Aim of the task:
Reproduce exactly the lines from the one that holds "Output the underlying" through the last line of the entries, both ends included, but not the pictures.

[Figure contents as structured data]
☆ ☆ ☆

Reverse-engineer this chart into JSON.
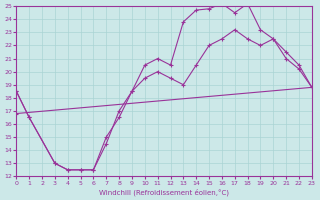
{
  "xlabel": "Windchill (Refroidissement éolien,°C)",
  "xlim": [
    0,
    23
  ],
  "ylim": [
    12,
    25
  ],
  "xticks": [
    0,
    1,
    2,
    3,
    4,
    5,
    6,
    7,
    8,
    9,
    10,
    11,
    12,
    13,
    14,
    15,
    16,
    17,
    18,
    19,
    20,
    21,
    22,
    23
  ],
  "yticks": [
    12,
    13,
    14,
    15,
    16,
    17,
    18,
    19,
    20,
    21,
    22,
    23,
    24,
    25
  ],
  "bg_color": "#cce8e8",
  "grid_color": "#aad4d4",
  "line_color": "#993399",
  "line1_x": [
    0,
    1,
    3,
    4,
    5,
    6,
    7,
    8,
    9,
    10,
    11,
    12,
    13,
    14,
    15,
    16,
    17,
    18,
    19,
    20,
    21,
    22,
    23
  ],
  "line1_y": [
    18.5,
    16.5,
    13.0,
    12.5,
    12.5,
    12.5,
    15.0,
    16.5,
    18.5,
    20.5,
    21.0,
    20.5,
    23.8,
    24.7,
    24.8,
    25.2,
    24.5,
    25.2,
    23.2,
    22.5,
    21.0,
    20.2,
    18.8
  ],
  "line2_x": [
    0,
    1,
    3,
    4,
    5,
    6,
    7,
    8,
    9,
    10,
    11,
    12,
    13,
    14,
    15,
    16,
    17,
    18,
    19,
    20,
    21,
    22,
    23
  ],
  "line2_y": [
    18.5,
    16.5,
    13.0,
    12.5,
    12.5,
    12.5,
    14.5,
    17.0,
    18.5,
    19.5,
    20.0,
    19.5,
    19.0,
    20.5,
    22.0,
    22.5,
    23.2,
    22.5,
    22.0,
    22.5,
    21.5,
    20.5,
    18.8
  ],
  "line3_x": [
    0,
    23
  ],
  "line3_y": [
    16.8,
    18.8
  ],
  "marker": "+"
}
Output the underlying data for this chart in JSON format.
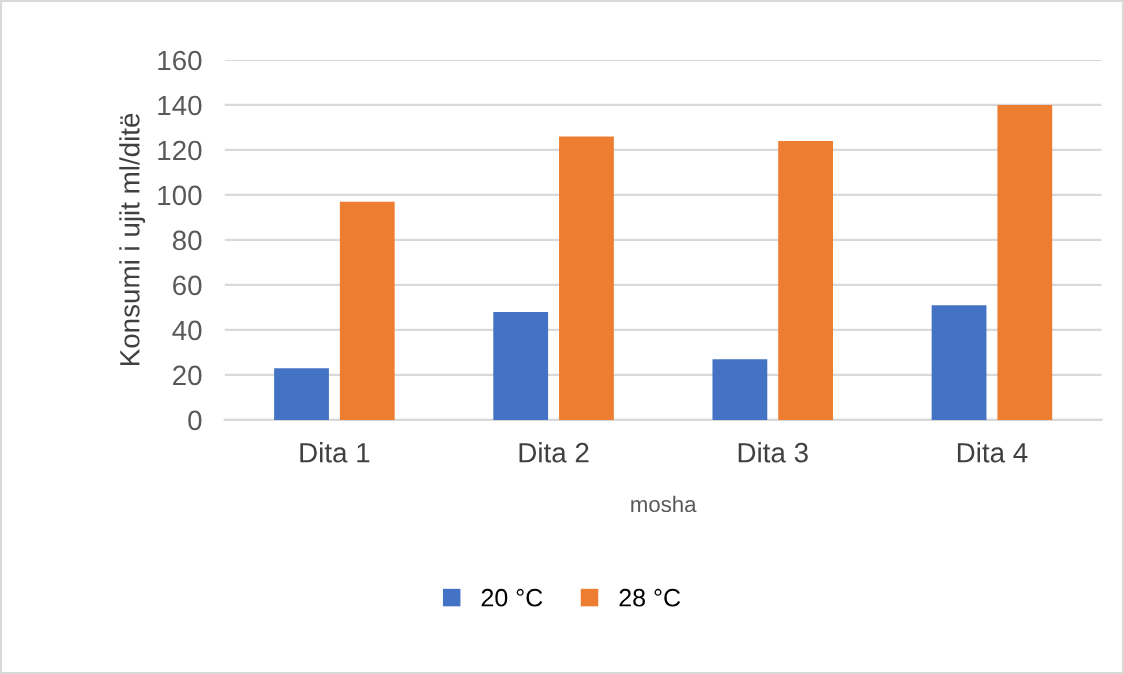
{
  "chart_data": {
    "type": "bar",
    "xlabel": "mosha",
    "ylabel": "Konsumi i ujit ml/ditë",
    "categories": [
      "Dita 1",
      "Dita 2",
      "Dita 3",
      "Dita 4"
    ],
    "series": [
      {
        "name": "20 °C",
        "color": "#4472c4",
        "values": [
          23,
          48,
          27,
          51
        ]
      },
      {
        "name": "28 °C",
        "color": "#ed7d31",
        "values": [
          97,
          126,
          124,
          140
        ]
      }
    ],
    "ylim": [
      0,
      160
    ],
    "yticks": [
      0,
      20,
      40,
      60,
      80,
      100,
      120,
      140,
      160
    ],
    "grid": "y",
    "legend": "bottom"
  }
}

☆ ☆ ☆

Response to this exercise:
Output the underlying data for this chart in JSON format.
{
  "chart_data": {
    "type": "bar",
    "xlabel": "mosha",
    "ylabel": "Konsumi i ujit ml/ditë",
    "categories": [
      "Dita 1",
      "Dita 2",
      "Dita 3",
      "Dita 4"
    ],
    "series": [
      {
        "name": "20 °C",
        "color": "#4472c4",
        "values": [
          23,
          48,
          27,
          51
        ]
      },
      {
        "name": "28 °C",
        "color": "#ed7d31",
        "values": [
          97,
          126,
          124,
          140
        ]
      }
    ],
    "ylim": [
      0,
      160
    ],
    "yticks": [
      0,
      20,
      40,
      60,
      80,
      100,
      120,
      140,
      160
    ],
    "grid": "y",
    "legend": "bottom"
  }
}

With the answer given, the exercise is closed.